Written problem:
Pick every line with "content" from the material below.

** START Provided data **

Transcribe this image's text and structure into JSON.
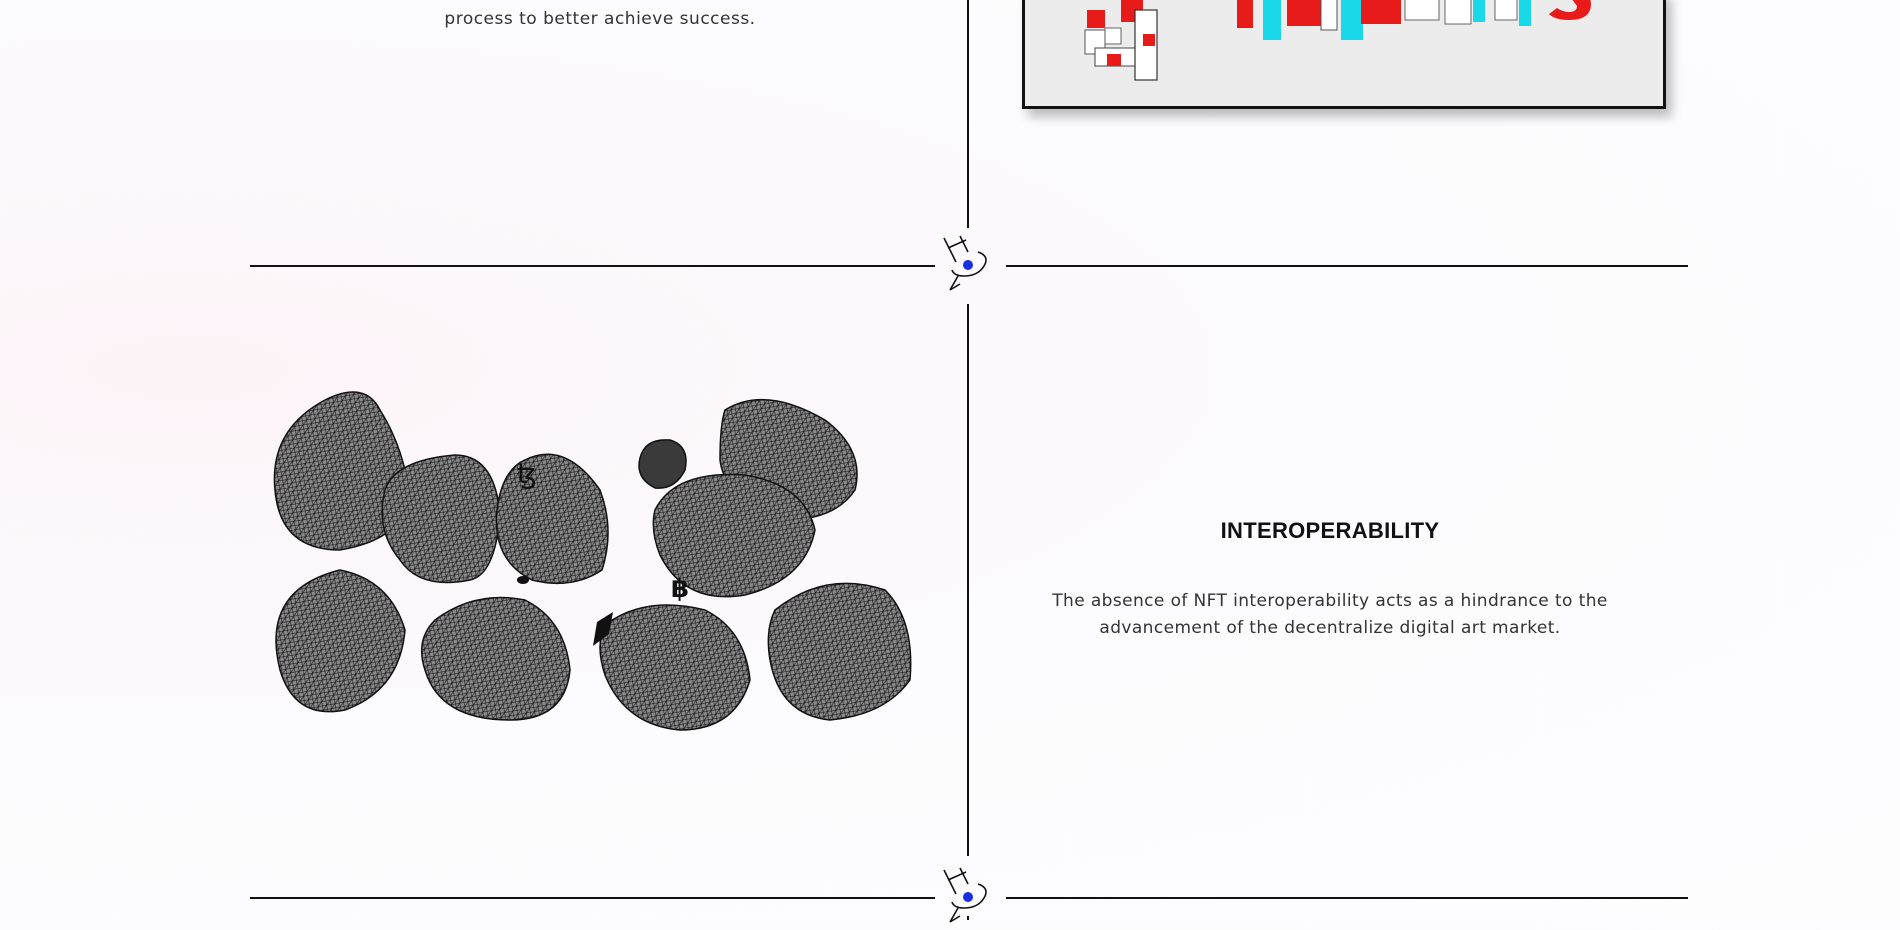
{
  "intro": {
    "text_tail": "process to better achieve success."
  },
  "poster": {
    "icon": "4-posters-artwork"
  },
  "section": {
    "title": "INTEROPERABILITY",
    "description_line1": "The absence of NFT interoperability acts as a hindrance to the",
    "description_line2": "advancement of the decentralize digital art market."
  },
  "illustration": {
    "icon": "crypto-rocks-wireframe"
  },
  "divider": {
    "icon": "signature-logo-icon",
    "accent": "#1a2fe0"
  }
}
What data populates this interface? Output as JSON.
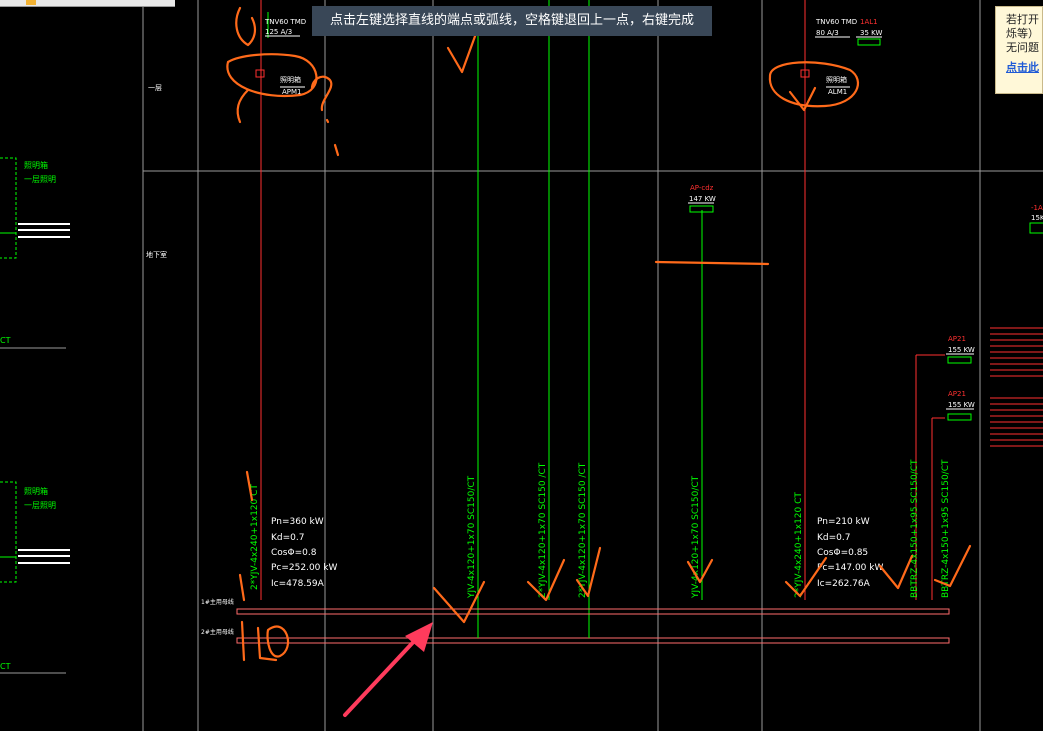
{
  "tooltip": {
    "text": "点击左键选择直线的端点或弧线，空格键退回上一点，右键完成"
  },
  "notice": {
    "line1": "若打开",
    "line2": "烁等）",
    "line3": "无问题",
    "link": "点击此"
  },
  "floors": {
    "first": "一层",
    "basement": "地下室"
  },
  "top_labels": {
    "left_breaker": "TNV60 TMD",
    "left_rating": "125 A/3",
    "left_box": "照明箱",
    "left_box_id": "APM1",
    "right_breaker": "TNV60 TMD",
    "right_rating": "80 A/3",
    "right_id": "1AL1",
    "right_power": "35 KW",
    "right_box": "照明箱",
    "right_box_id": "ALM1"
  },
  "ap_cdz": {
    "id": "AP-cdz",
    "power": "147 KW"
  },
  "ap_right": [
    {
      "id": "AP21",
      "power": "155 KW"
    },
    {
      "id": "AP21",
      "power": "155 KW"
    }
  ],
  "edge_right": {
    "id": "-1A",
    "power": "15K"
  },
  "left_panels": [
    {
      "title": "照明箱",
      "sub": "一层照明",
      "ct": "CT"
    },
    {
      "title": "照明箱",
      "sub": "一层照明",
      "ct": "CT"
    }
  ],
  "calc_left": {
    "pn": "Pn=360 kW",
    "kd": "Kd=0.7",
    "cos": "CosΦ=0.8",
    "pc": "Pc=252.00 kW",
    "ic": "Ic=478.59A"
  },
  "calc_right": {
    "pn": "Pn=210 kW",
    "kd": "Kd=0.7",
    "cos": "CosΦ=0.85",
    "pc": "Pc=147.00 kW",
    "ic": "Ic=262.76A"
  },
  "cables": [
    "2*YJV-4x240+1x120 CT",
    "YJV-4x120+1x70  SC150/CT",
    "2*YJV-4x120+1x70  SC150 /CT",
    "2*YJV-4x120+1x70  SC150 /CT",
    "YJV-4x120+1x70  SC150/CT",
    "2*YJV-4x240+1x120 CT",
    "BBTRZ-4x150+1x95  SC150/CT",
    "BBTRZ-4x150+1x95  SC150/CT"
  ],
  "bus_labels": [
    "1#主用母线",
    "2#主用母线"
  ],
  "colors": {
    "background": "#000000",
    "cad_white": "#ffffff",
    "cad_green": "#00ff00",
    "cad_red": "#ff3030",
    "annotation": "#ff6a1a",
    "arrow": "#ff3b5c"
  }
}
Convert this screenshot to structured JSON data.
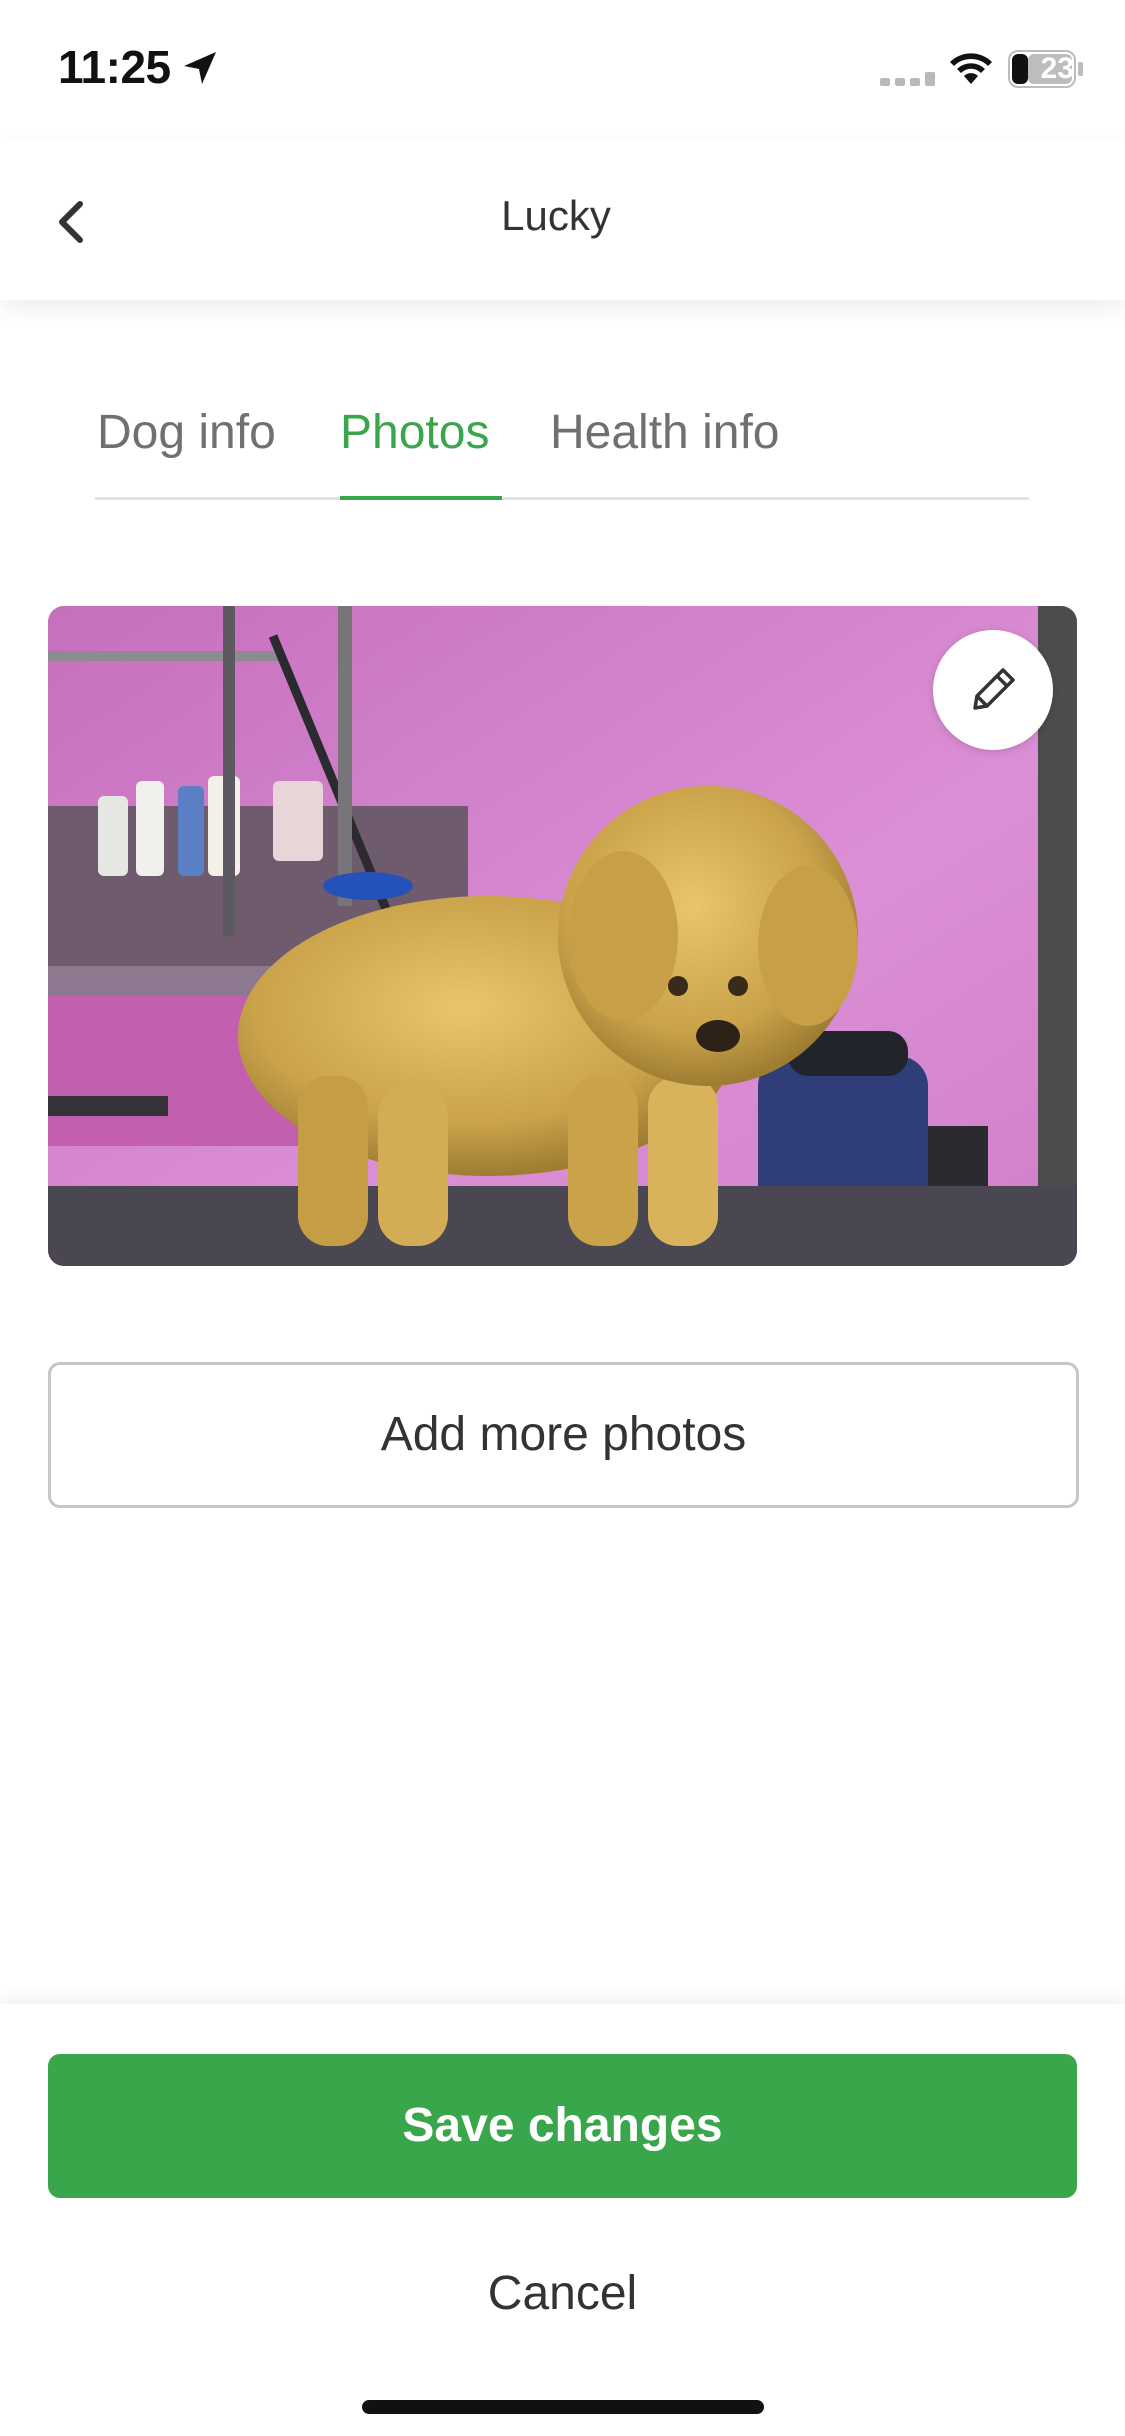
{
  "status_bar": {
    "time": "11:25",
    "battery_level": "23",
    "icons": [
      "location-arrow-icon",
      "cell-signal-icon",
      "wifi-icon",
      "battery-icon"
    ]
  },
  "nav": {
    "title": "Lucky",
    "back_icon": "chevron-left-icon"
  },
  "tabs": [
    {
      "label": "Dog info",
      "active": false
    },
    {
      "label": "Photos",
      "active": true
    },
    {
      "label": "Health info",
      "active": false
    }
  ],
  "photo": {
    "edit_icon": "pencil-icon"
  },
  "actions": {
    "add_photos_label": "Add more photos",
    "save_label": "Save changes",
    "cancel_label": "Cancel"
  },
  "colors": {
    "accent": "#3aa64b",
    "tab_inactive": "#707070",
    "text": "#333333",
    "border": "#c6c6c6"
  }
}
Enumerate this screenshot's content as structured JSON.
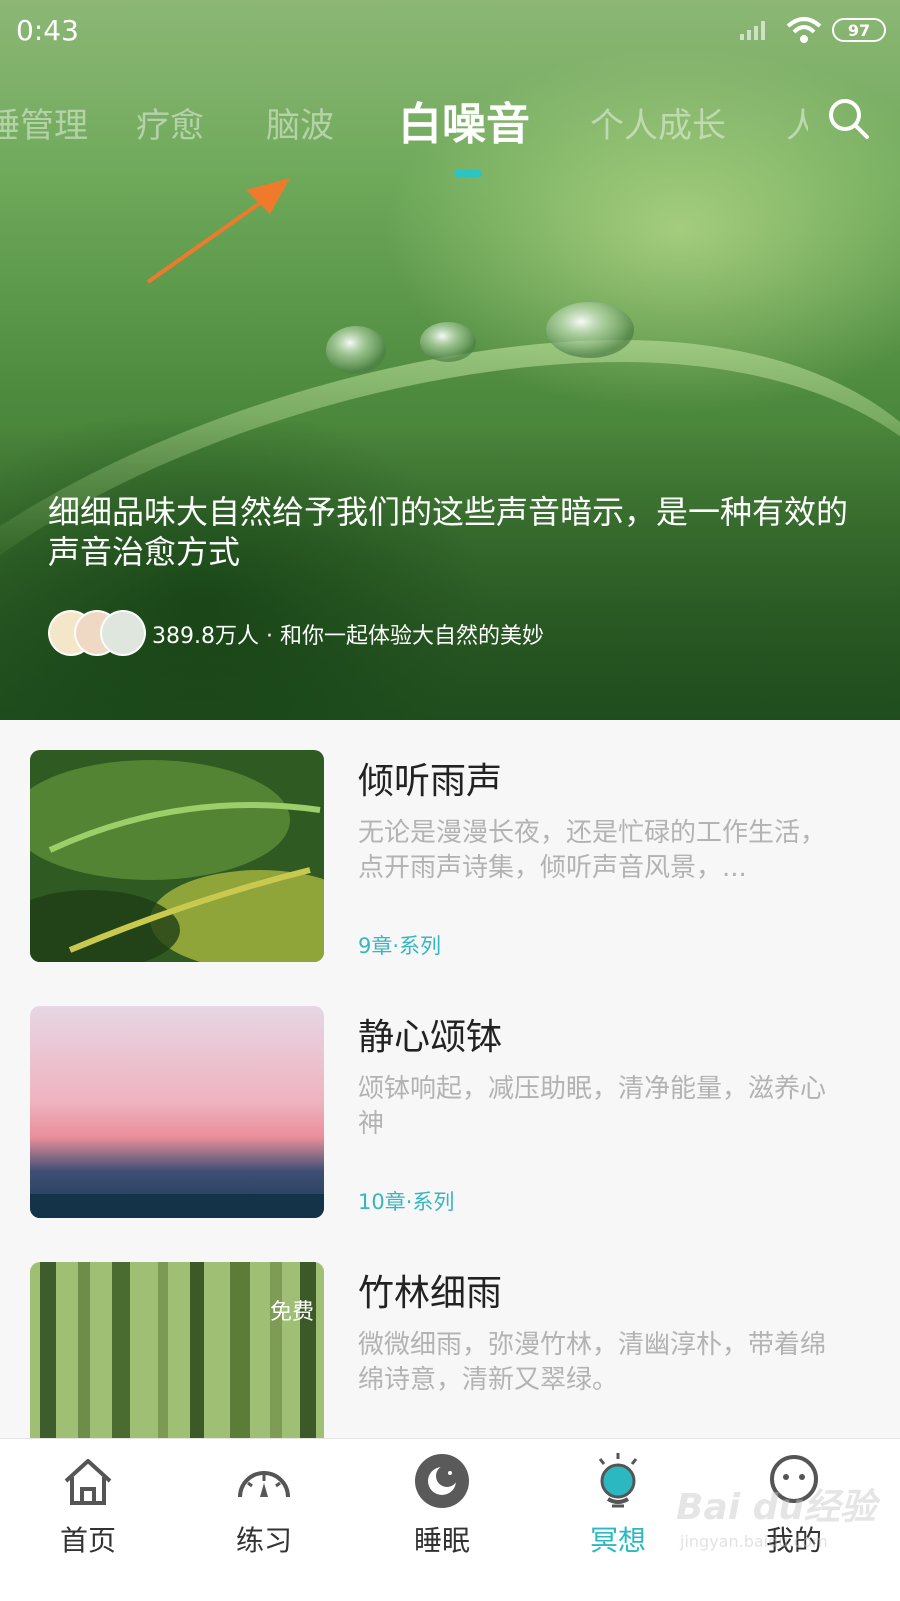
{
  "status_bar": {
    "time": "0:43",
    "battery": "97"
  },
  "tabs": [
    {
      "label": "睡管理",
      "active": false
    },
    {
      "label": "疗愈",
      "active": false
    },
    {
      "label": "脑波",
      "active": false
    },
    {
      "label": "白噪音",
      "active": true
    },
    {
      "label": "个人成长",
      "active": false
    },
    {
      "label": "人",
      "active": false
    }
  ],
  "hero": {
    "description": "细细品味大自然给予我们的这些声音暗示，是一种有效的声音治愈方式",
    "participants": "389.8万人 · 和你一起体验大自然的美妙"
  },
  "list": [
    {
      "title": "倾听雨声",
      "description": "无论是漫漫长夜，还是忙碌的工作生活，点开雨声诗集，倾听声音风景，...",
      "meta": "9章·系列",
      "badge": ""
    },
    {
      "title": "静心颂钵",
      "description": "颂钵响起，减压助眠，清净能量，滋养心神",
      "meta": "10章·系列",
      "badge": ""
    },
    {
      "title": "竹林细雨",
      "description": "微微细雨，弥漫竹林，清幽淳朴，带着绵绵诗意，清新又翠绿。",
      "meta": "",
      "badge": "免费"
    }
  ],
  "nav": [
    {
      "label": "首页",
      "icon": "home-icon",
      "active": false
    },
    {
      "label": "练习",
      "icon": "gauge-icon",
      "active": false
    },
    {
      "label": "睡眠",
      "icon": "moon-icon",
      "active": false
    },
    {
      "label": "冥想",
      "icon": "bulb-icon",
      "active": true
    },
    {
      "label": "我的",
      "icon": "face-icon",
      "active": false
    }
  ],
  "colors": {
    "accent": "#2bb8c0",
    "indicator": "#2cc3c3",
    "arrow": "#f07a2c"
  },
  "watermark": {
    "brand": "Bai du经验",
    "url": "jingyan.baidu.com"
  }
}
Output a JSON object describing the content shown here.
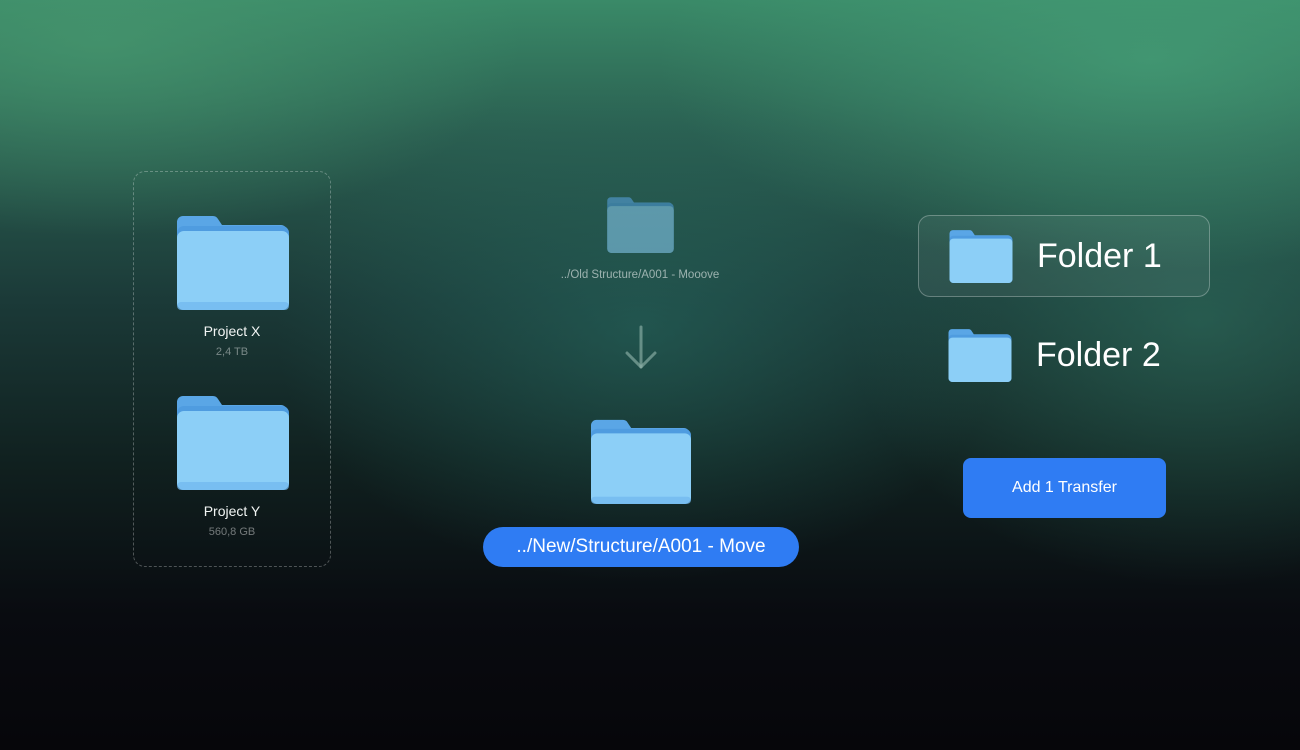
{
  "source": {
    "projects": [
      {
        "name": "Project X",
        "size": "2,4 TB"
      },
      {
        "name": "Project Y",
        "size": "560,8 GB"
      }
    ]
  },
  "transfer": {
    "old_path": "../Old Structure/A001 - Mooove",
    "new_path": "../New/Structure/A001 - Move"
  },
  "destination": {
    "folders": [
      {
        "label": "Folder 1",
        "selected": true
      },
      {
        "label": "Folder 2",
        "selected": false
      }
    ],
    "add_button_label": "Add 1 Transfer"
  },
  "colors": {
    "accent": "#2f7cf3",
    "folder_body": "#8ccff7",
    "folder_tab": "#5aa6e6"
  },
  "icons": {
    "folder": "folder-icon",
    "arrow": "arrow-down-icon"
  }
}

** END Provided data **

Final answer:
Enumerate this screenshot's content as structured JSON.
Output a JSON object describing the content shown here.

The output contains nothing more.